__To be done__. Copy out each line containing "nCurrent" from the entries below.
— Start Supplied material —
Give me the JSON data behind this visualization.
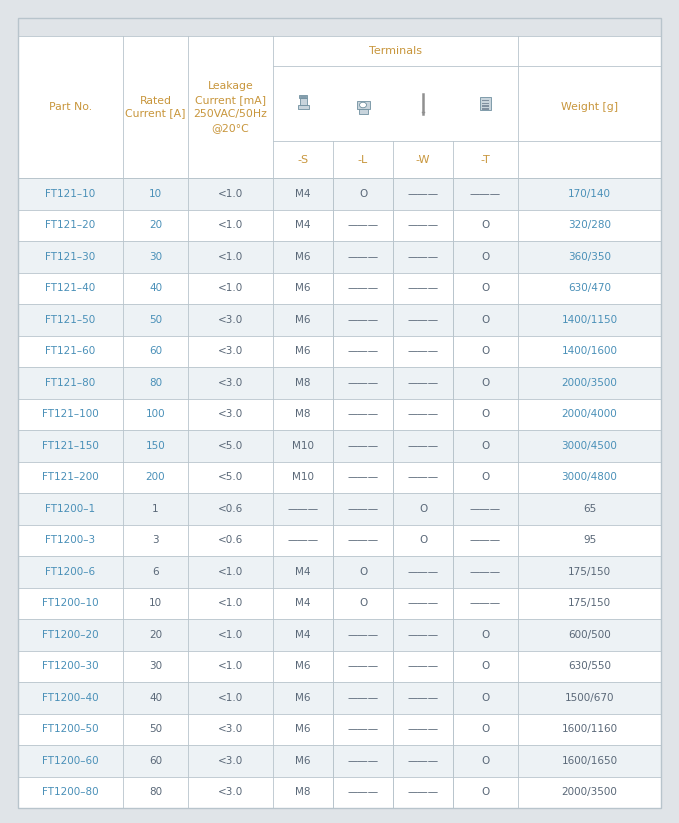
{
  "bg_color": "#e0e4e8",
  "table_bg": "#ffffff",
  "border_color": "#b8c4cc",
  "text_blue": "#4a90b8",
  "text_orange": "#c8963c",
  "text_dark": "#5a6878",
  "terminals_label": "Terminals",
  "header_col0": "Part No.",
  "header_col1": "Rated\nCurrent [A]",
  "header_col2": "Leakage\nCurrent [mA]\n250VAC/50Hz\n@20°C",
  "header_col7": "Weight [g]",
  "sub_labels": [
    "-S",
    "-L",
    "-W",
    "-T"
  ],
  "rows": [
    [
      "FT121–10",
      "10",
      "<1.0",
      "M4",
      "O",
      "———",
      "———",
      "170/140",
      true
    ],
    [
      "FT121–20",
      "20",
      "<1.0",
      "M4",
      "———",
      "———",
      "O",
      "320/280",
      true
    ],
    [
      "FT121–30",
      "30",
      "<1.0",
      "M6",
      "———",
      "———",
      "O",
      "360/350",
      true
    ],
    [
      "FT121–40",
      "40",
      "<1.0",
      "M6",
      "———",
      "———",
      "O",
      "630/470",
      true
    ],
    [
      "FT121–50",
      "50",
      "<3.0",
      "M6",
      "———",
      "———",
      "O",
      "1400/1150",
      true
    ],
    [
      "FT121–60",
      "60",
      "<3.0",
      "M6",
      "———",
      "———",
      "O",
      "1400/1600",
      true
    ],
    [
      "FT121–80",
      "80",
      "<3.0",
      "M8",
      "———",
      "———",
      "O",
      "2000/3500",
      true
    ],
    [
      "FT121–100",
      "100",
      "<3.0",
      "M8",
      "———",
      "———",
      "O",
      "2000/4000",
      true
    ],
    [
      "FT121–150",
      "150",
      "<5.0",
      "M10",
      "———",
      "———",
      "O",
      "3000/4500",
      true
    ],
    [
      "FT121–200",
      "200",
      "<5.0",
      "M10",
      "———",
      "———",
      "O",
      "3000/4800",
      true
    ],
    [
      "FT1200–1",
      "1",
      "<0.6",
      "———",
      "———",
      "O",
      "———",
      "65",
      false
    ],
    [
      "FT1200–3",
      "3",
      "<0.6",
      "———",
      "———",
      "O",
      "———",
      "95",
      false
    ],
    [
      "FT1200–6",
      "6",
      "<1.0",
      "M4",
      "O",
      "———",
      "———",
      "175/150",
      false
    ],
    [
      "FT1200–10",
      "10",
      "<1.0",
      "M4",
      "O",
      "———",
      "———",
      "175/150",
      false
    ],
    [
      "FT1200–20",
      "20",
      "<1.0",
      "M4",
      "———",
      "———",
      "O",
      "600/500",
      false
    ],
    [
      "FT1200–30",
      "30",
      "<1.0",
      "M6",
      "———",
      "———",
      "O",
      "630/550",
      false
    ],
    [
      "FT1200–40",
      "40",
      "<1.0",
      "M6",
      "———",
      "———",
      "O",
      "1500/670",
      false
    ],
    [
      "FT1200–50",
      "50",
      "<3.0",
      "M6",
      "———",
      "———",
      "O",
      "1600/1160",
      false
    ],
    [
      "FT1200–60",
      "60",
      "<3.0",
      "M6",
      "———",
      "———",
      "O",
      "1600/1650",
      false
    ],
    [
      "FT1200–80",
      "80",
      "<3.0",
      "M8",
      "———",
      "———",
      "O",
      "2000/3500",
      false
    ]
  ]
}
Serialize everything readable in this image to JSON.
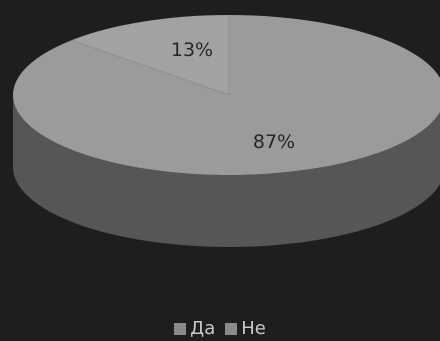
{
  "chart_data": {
    "type": "pie",
    "style": "3d",
    "categories": [
      "Да",
      "Не"
    ],
    "values": [
      13,
      87
    ],
    "data_labels": [
      "13%",
      "87%"
    ],
    "legend": {
      "position": "bottom",
      "entries": [
        "Да",
        "Не"
      ]
    },
    "colors": {
      "background": "#1e1e1e",
      "slice_top": "#9b9b9b",
      "slice_side": "#565656",
      "highlight_slice": "#a2a2a2",
      "legend_swatch": "#8a8a8a",
      "label_text": "#262626",
      "legend_text": "#c9c9c9"
    }
  }
}
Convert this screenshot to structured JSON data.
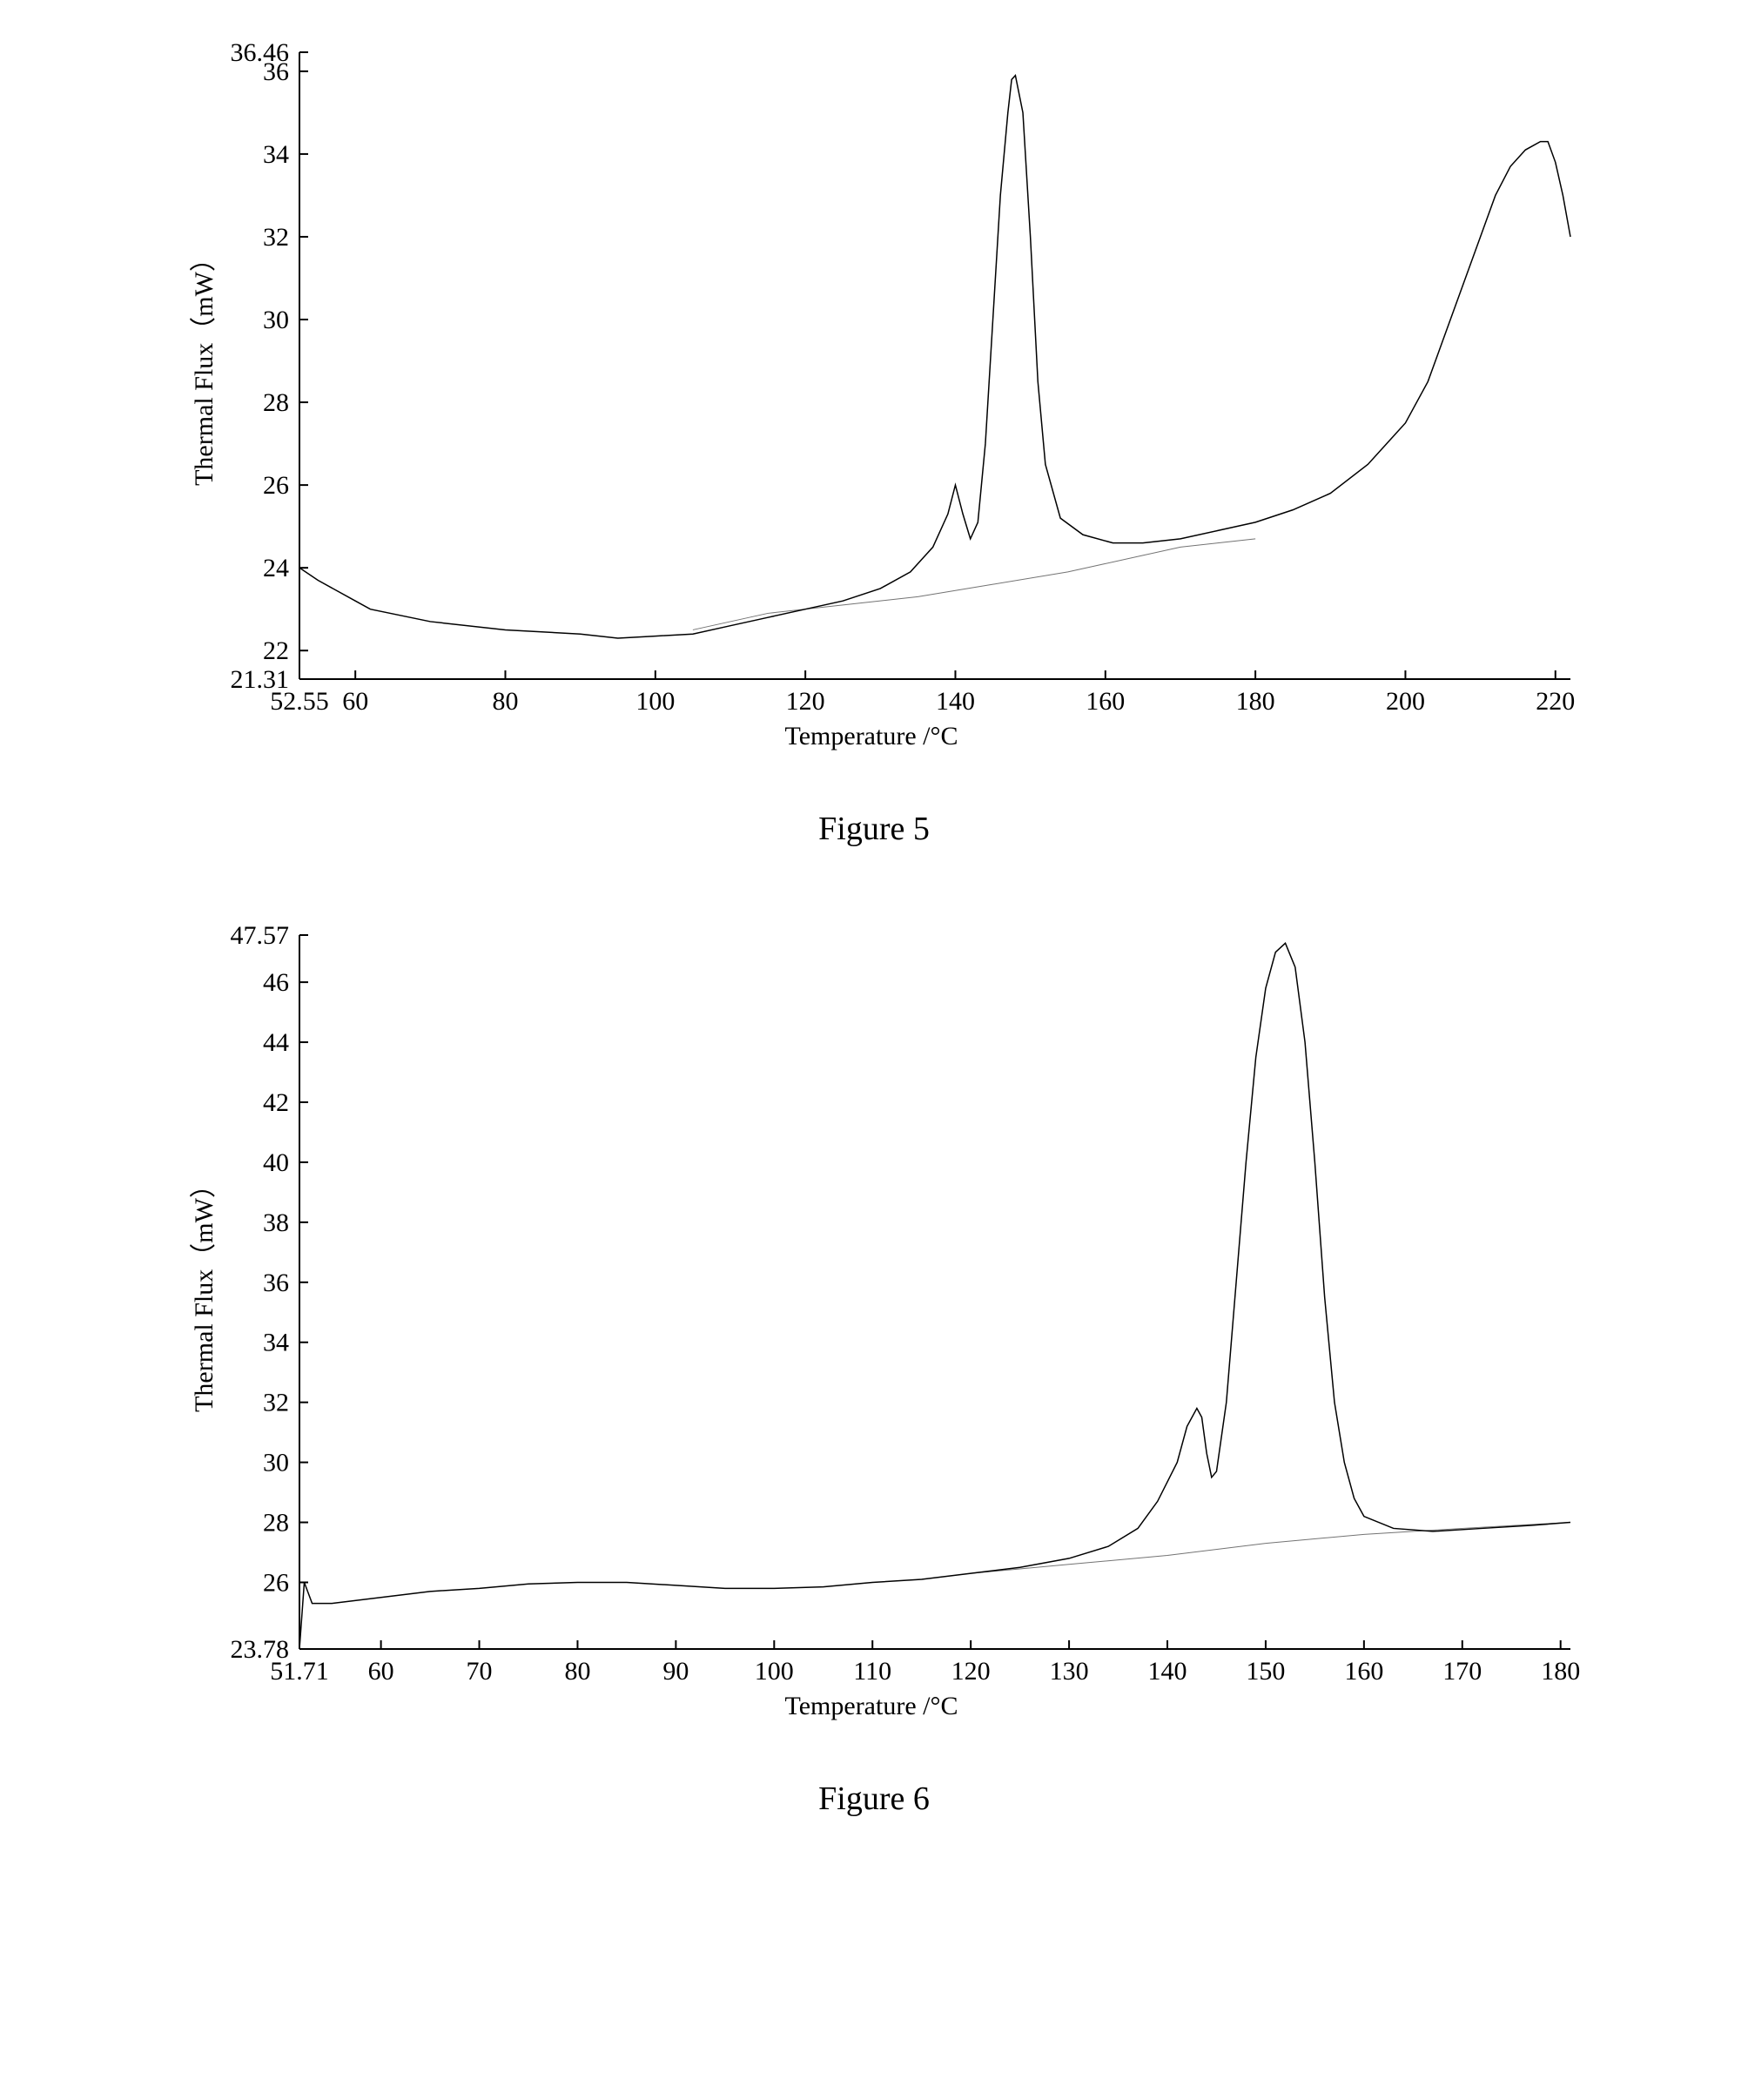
{
  "page_background": "#ffffff",
  "line_color": "#000000",
  "axis_color": "#000000",
  "text_color": "#000000",
  "figure5": {
    "caption": "Figure 5",
    "type": "line",
    "x_label": "Temperature /°C",
    "y_label": "Thermal Flux（mW）",
    "x_ticks": [
      "52.55",
      "60",
      "80",
      "100",
      "120",
      "140",
      "160",
      "180",
      "200",
      "220"
    ],
    "x_tick_values": [
      52.55,
      60,
      80,
      100,
      120,
      140,
      160,
      180,
      200,
      220
    ],
    "y_ticks": [
      "21.31",
      "22",
      "24",
      "26",
      "28",
      "30",
      "32",
      "34",
      "36",
      "36.46"
    ],
    "y_tick_values": [
      21.31,
      22,
      24,
      26,
      28,
      30,
      32,
      34,
      36,
      36.46
    ],
    "xlim": [
      52.55,
      222
    ],
    "ylim": [
      21.31,
      36.46
    ],
    "line_width": 1.5,
    "curve": [
      [
        52.55,
        24.0
      ],
      [
        55,
        23.7
      ],
      [
        60,
        23.2
      ],
      [
        62,
        23.0
      ],
      [
        70,
        22.7
      ],
      [
        80,
        22.5
      ],
      [
        90,
        22.4
      ],
      [
        95,
        22.3
      ],
      [
        100,
        22.35
      ],
      [
        105,
        22.4
      ],
      [
        110,
        22.6
      ],
      [
        115,
        22.8
      ],
      [
        120,
        23.0
      ],
      [
        125,
        23.2
      ],
      [
        130,
        23.5
      ],
      [
        134,
        23.9
      ],
      [
        137,
        24.5
      ],
      [
        139,
        25.3
      ],
      [
        140,
        26.0
      ],
      [
        141,
        25.3
      ],
      [
        142,
        24.7
      ],
      [
        143,
        25.1
      ],
      [
        144,
        27.0
      ],
      [
        145,
        30.0
      ],
      [
        146,
        33.0
      ],
      [
        147,
        35.0
      ],
      [
        147.5,
        35.8
      ],
      [
        148,
        35.9
      ],
      [
        149,
        35.0
      ],
      [
        150,
        32.0
      ],
      [
        151,
        28.5
      ],
      [
        152,
        26.5
      ],
      [
        154,
        25.2
      ],
      [
        157,
        24.8
      ],
      [
        161,
        24.6
      ],
      [
        165,
        24.6
      ],
      [
        170,
        24.7
      ],
      [
        175,
        24.9
      ],
      [
        180,
        25.1
      ],
      [
        185,
        25.4
      ],
      [
        190,
        25.8
      ],
      [
        195,
        26.5
      ],
      [
        200,
        27.5
      ],
      [
        203,
        28.5
      ],
      [
        205,
        29.5
      ],
      [
        208,
        31.0
      ],
      [
        210,
        32.0
      ],
      [
        212,
        33.0
      ],
      [
        214,
        33.7
      ],
      [
        216,
        34.1
      ],
      [
        218,
        34.3
      ],
      [
        219,
        34.3
      ],
      [
        220,
        33.8
      ],
      [
        221,
        33.0
      ],
      [
        222,
        32.0
      ]
    ],
    "baseline": [
      [
        105,
        22.5
      ],
      [
        115,
        22.9
      ],
      [
        125,
        23.1
      ],
      [
        135,
        23.3
      ],
      [
        145,
        23.6
      ],
      [
        155,
        23.9
      ],
      [
        160,
        24.1
      ],
      [
        165,
        24.3
      ],
      [
        170,
        24.5
      ],
      [
        175,
        24.6
      ],
      [
        180,
        24.7
      ]
    ]
  },
  "figure6": {
    "caption": "Figure 6",
    "type": "line",
    "x_label": "Temperature /°C",
    "y_label": "Thermal Flux（mW）",
    "x_ticks": [
      "51.71",
      "60",
      "70",
      "80",
      "90",
      "100",
      "110",
      "120",
      "130",
      "140",
      "150",
      "160",
      "170",
      "180"
    ],
    "x_tick_values": [
      51.71,
      60,
      70,
      80,
      90,
      100,
      110,
      120,
      130,
      140,
      150,
      160,
      170,
      180
    ],
    "y_ticks": [
      "23.78",
      "26",
      "28",
      "30",
      "32",
      "34",
      "36",
      "38",
      "40",
      "42",
      "44",
      "46",
      "47.57"
    ],
    "y_tick_values": [
      23.78,
      26,
      28,
      30,
      32,
      34,
      36,
      38,
      40,
      42,
      44,
      46,
      47.57
    ],
    "xlim": [
      51.71,
      181
    ],
    "ylim": [
      23.78,
      47.57
    ],
    "line_width": 1.5,
    "curve": [
      [
        51.71,
        23.78
      ],
      [
        52.2,
        26.0
      ],
      [
        53,
        25.3
      ],
      [
        55,
        25.3
      ],
      [
        60,
        25.5
      ],
      [
        65,
        25.7
      ],
      [
        70,
        25.8
      ],
      [
        75,
        25.95
      ],
      [
        80,
        26.0
      ],
      [
        85,
        26.0
      ],
      [
        90,
        25.9
      ],
      [
        95,
        25.8
      ],
      [
        100,
        25.8
      ],
      [
        105,
        25.85
      ],
      [
        110,
        26.0
      ],
      [
        115,
        26.1
      ],
      [
        120,
        26.3
      ],
      [
        125,
        26.5
      ],
      [
        130,
        26.8
      ],
      [
        134,
        27.2
      ],
      [
        137,
        27.8
      ],
      [
        139,
        28.7
      ],
      [
        141,
        30.0
      ],
      [
        142,
        31.2
      ],
      [
        143,
        31.8
      ],
      [
        143.5,
        31.5
      ],
      [
        144,
        30.3
      ],
      [
        144.5,
        29.5
      ],
      [
        145,
        29.7
      ],
      [
        146,
        32.0
      ],
      [
        147,
        36.0
      ],
      [
        148,
        40.0
      ],
      [
        149,
        43.5
      ],
      [
        150,
        45.8
      ],
      [
        151,
        47.0
      ],
      [
        152,
        47.3
      ],
      [
        153,
        46.5
      ],
      [
        154,
        44.0
      ],
      [
        155,
        40.0
      ],
      [
        156,
        35.5
      ],
      [
        157,
        32.0
      ],
      [
        158,
        30.0
      ],
      [
        159,
        28.8
      ],
      [
        160,
        28.2
      ],
      [
        163,
        27.8
      ],
      [
        167,
        27.7
      ],
      [
        172,
        27.8
      ],
      [
        177,
        27.9
      ],
      [
        181,
        28.0
      ]
    ],
    "baseline": [
      [
        120,
        26.3
      ],
      [
        130,
        26.6
      ],
      [
        140,
        26.9
      ],
      [
        150,
        27.3
      ],
      [
        160,
        27.6
      ],
      [
        170,
        27.8
      ],
      [
        181,
        28.0
      ]
    ]
  }
}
— End Supplied material —
__Complete answer__.
  "header_col1": "Rated\nCurrent [A]",
  "header_col2": "Leakage\nCurrent [mA]\n250VAC/50Hz\n@20°C",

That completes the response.